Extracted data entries
....................
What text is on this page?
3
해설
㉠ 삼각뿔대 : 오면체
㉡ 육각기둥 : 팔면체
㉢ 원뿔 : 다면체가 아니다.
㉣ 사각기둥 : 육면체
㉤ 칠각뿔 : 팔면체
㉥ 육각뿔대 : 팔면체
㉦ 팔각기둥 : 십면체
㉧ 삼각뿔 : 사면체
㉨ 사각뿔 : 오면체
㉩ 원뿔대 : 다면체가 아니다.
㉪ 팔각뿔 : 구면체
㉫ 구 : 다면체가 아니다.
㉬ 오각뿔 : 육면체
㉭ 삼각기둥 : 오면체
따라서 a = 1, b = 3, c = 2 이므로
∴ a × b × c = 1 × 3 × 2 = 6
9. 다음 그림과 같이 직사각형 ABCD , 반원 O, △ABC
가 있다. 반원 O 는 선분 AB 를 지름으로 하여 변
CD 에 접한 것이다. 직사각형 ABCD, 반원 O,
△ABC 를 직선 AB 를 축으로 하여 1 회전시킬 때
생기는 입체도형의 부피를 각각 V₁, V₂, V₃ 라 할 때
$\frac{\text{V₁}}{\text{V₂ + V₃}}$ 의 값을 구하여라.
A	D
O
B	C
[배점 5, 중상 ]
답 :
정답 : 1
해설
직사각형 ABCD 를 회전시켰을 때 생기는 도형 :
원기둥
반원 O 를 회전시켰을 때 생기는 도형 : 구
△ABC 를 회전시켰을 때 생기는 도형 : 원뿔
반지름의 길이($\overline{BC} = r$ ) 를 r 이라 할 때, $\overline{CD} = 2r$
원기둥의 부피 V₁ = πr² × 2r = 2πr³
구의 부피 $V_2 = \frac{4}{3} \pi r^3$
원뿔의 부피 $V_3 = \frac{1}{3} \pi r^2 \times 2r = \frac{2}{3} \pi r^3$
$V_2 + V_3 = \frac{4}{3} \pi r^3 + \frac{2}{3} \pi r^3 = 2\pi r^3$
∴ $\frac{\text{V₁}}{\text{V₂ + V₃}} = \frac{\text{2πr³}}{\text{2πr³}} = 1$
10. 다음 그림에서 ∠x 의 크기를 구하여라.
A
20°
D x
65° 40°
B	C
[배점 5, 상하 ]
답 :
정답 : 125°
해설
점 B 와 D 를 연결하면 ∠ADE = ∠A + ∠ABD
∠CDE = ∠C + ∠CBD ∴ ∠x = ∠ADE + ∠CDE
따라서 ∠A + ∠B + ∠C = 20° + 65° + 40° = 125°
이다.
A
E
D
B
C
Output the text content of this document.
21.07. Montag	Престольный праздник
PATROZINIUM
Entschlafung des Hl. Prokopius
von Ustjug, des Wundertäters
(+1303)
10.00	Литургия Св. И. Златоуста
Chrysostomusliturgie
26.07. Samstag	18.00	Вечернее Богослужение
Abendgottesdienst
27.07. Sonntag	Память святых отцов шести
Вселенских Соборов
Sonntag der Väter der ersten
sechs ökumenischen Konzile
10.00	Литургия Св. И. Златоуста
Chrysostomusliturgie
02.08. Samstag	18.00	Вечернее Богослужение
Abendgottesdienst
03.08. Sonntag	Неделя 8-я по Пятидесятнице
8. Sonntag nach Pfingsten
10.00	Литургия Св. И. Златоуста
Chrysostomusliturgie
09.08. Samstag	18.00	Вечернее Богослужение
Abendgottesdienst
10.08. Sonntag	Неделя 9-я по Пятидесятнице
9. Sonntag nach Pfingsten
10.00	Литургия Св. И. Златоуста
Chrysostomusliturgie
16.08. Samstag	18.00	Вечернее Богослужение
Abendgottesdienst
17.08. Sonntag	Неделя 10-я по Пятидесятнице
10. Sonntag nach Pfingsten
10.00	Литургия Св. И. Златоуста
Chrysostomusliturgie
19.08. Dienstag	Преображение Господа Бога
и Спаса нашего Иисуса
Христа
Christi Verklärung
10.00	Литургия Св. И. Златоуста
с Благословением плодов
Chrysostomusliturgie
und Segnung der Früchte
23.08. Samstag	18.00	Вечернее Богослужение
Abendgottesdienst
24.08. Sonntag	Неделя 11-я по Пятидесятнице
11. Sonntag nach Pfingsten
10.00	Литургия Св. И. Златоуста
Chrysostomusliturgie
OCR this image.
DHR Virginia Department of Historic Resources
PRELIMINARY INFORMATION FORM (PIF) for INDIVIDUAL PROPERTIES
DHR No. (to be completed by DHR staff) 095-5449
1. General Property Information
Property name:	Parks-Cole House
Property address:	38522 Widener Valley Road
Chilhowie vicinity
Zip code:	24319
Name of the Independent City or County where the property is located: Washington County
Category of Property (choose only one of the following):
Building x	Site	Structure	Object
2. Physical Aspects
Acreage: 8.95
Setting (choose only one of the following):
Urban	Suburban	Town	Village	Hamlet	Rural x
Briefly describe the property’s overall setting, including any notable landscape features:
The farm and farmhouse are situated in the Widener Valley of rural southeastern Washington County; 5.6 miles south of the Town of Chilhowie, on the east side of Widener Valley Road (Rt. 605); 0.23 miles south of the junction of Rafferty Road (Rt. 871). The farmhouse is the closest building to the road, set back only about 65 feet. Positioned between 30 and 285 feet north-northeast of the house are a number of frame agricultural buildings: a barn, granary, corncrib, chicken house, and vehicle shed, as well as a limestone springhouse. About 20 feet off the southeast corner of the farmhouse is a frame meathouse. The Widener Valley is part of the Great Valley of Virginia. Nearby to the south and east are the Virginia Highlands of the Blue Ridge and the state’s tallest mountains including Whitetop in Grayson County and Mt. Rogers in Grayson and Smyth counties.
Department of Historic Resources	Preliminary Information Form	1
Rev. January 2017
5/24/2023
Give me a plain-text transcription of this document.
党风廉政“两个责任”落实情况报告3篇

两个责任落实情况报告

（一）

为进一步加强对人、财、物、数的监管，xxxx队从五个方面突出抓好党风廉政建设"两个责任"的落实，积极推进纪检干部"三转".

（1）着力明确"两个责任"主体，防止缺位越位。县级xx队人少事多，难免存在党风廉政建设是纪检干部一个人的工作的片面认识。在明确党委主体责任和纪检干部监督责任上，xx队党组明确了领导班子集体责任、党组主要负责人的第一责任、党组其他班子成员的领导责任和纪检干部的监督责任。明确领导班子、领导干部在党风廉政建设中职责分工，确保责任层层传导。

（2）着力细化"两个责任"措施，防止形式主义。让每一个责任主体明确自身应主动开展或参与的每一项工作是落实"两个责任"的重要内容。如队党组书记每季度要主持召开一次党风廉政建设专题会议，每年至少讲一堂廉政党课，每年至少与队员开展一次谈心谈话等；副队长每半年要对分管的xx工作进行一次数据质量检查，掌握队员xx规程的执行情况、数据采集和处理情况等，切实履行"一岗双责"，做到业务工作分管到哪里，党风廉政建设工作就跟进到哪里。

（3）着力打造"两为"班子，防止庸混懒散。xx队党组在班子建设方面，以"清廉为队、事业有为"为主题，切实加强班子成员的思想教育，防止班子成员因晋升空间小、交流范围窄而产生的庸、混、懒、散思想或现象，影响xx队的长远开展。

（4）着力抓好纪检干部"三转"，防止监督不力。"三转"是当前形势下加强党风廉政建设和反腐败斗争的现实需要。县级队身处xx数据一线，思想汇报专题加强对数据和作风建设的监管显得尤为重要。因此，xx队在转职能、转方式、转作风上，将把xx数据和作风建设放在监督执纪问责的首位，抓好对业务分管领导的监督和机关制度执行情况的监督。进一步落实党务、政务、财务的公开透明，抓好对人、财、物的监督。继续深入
....................
Where a line in the material above holds "including", copy that line.

OUTPUT BELOW:
Briefly describe the property’s overall setting, including any notable landscape features:
The farm and farmhouse are situated in the Widener Valley of rural southeastern Washington County; 5.6 miles south of the Town of Chilhowie, on the east side of Widener Valley Road (Rt. 605); 0.23 miles south of the junction of Rafferty Road (Rt. 871). The farmhouse is the closest building to the road, set back only about 65 feet. Positioned between 30 and 285 feet north-northeast of the house are a number of frame agricultural buildings: a barn, granary, corncrib, chicken house, and vehicle shed, as well as a limestone springhouse. About 20 feet off the southeast corner of the farmhouse is a frame meathouse. The Widener Valley is part of the Great Valley of Virginia. Nearby to the south and east are the Virginia Highlands of the Blue Ridge and the state’s tallest mountains including Whitetop in Grayson County and Mt. Rogers in Grayson and Smyth counties.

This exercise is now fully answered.